### ROWS
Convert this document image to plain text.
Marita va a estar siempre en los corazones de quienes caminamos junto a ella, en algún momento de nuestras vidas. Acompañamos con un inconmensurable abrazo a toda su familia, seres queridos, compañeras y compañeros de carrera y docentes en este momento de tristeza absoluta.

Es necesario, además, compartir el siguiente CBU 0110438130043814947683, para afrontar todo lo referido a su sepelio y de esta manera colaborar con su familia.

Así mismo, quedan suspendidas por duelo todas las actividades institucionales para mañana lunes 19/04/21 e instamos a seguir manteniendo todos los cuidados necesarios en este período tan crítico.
...
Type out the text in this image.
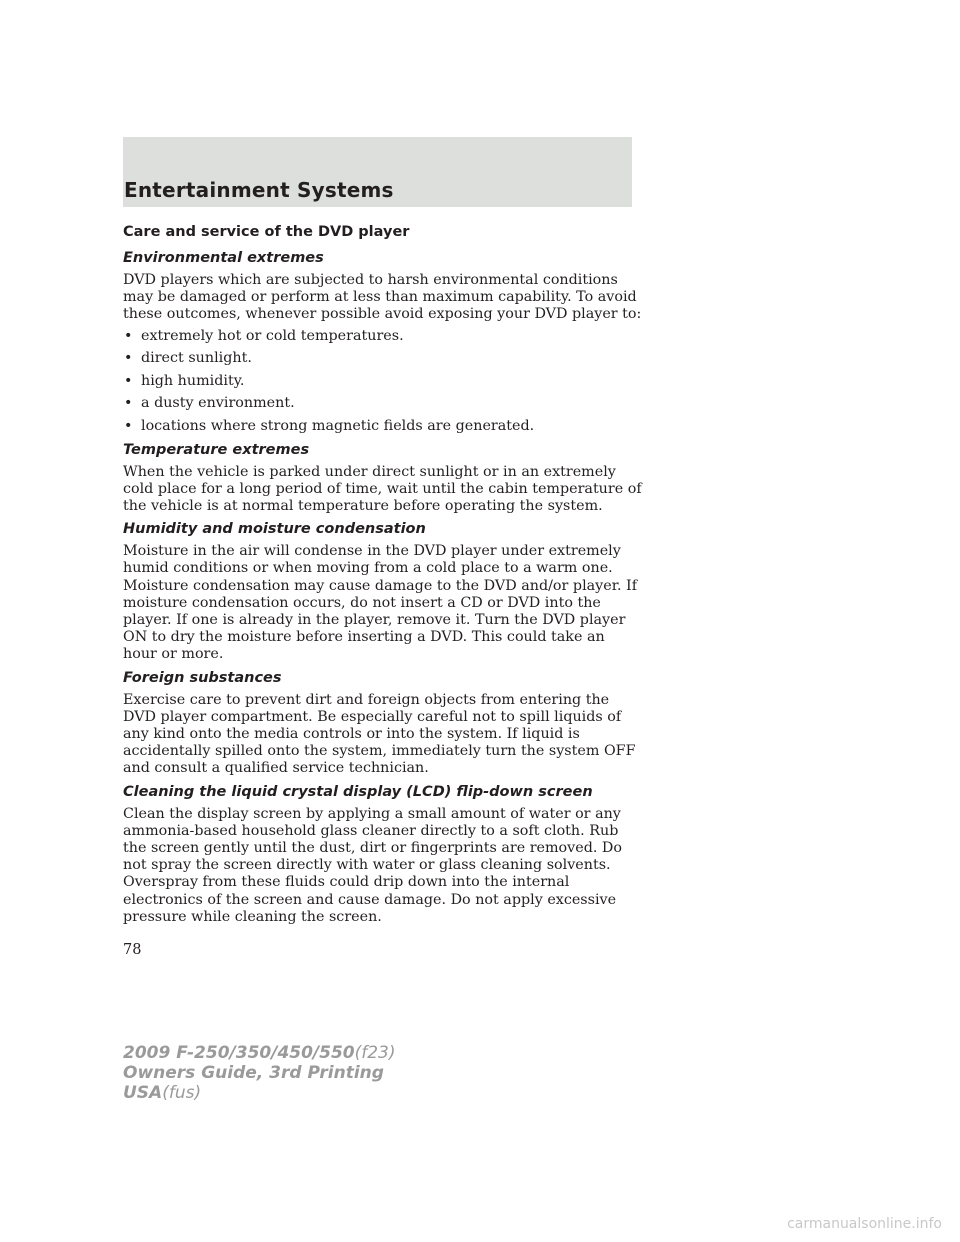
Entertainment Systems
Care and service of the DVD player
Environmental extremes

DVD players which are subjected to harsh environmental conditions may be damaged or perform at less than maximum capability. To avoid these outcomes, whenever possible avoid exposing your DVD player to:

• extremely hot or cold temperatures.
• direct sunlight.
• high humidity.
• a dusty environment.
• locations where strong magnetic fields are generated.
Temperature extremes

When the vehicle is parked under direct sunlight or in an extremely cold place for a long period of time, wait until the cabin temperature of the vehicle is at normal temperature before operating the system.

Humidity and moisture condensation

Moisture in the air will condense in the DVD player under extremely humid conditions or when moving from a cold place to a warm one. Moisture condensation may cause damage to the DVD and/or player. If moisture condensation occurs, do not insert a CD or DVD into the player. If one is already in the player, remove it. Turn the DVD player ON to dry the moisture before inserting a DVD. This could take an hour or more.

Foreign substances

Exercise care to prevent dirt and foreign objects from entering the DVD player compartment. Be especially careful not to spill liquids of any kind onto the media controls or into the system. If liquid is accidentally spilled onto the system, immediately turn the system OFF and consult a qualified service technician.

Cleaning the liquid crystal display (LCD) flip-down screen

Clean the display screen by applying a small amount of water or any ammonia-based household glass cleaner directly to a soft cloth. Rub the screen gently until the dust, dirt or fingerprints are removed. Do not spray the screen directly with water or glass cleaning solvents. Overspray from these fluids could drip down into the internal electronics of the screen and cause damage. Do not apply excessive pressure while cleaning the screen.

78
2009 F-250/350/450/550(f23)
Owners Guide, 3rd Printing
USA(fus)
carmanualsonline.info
--
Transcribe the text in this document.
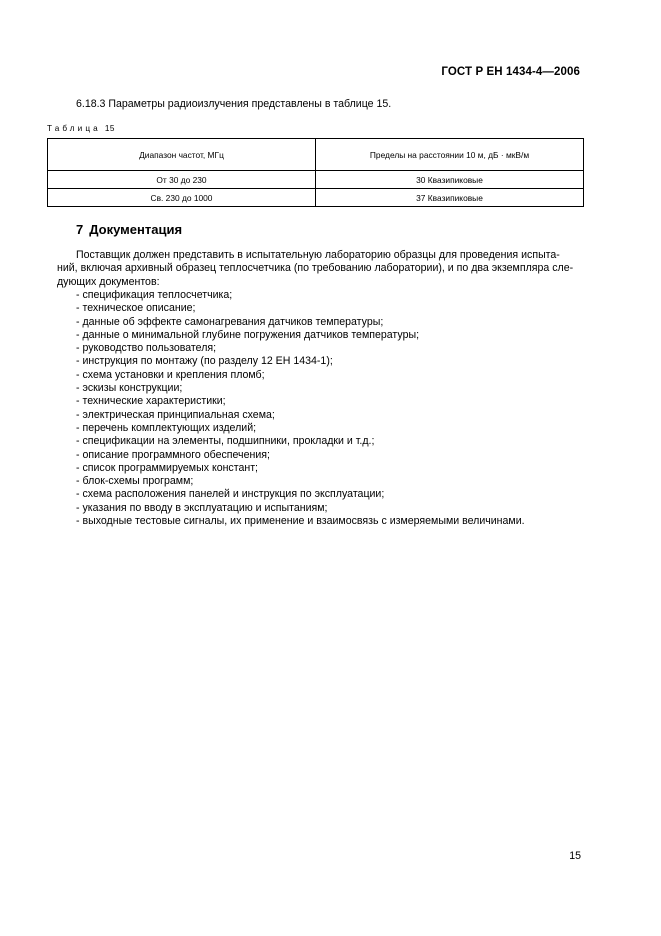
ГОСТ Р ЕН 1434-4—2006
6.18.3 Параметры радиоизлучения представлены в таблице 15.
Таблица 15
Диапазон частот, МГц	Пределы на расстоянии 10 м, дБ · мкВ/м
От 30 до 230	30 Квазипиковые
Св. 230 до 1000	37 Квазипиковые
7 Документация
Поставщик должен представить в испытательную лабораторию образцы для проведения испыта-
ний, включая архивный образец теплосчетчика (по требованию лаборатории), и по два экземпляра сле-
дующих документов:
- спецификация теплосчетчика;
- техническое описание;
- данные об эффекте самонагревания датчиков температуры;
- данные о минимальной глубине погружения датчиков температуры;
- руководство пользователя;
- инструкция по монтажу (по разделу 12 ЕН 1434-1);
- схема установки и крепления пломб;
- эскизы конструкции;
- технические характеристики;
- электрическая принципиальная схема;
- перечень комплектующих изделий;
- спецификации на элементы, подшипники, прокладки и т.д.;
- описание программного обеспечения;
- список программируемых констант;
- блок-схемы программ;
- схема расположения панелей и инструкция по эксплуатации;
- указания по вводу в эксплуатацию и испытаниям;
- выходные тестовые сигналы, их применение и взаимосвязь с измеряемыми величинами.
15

### TASK
Pick out all lines from the data above in which the word "para" appears.

### RESPONSE BELOW
Es necesario, además, compartir el siguiente CBU 0110438130043814947683, para afrontar todo lo referido a su sepelio y de esta manera colaborar con su familia.
Así mismo, quedan suspendidas por duelo todas las actividades institucionales para mañana lunes 19/04/21 e instamos a seguir manteniendo todos los cuidados necesarios en este período tan crítico.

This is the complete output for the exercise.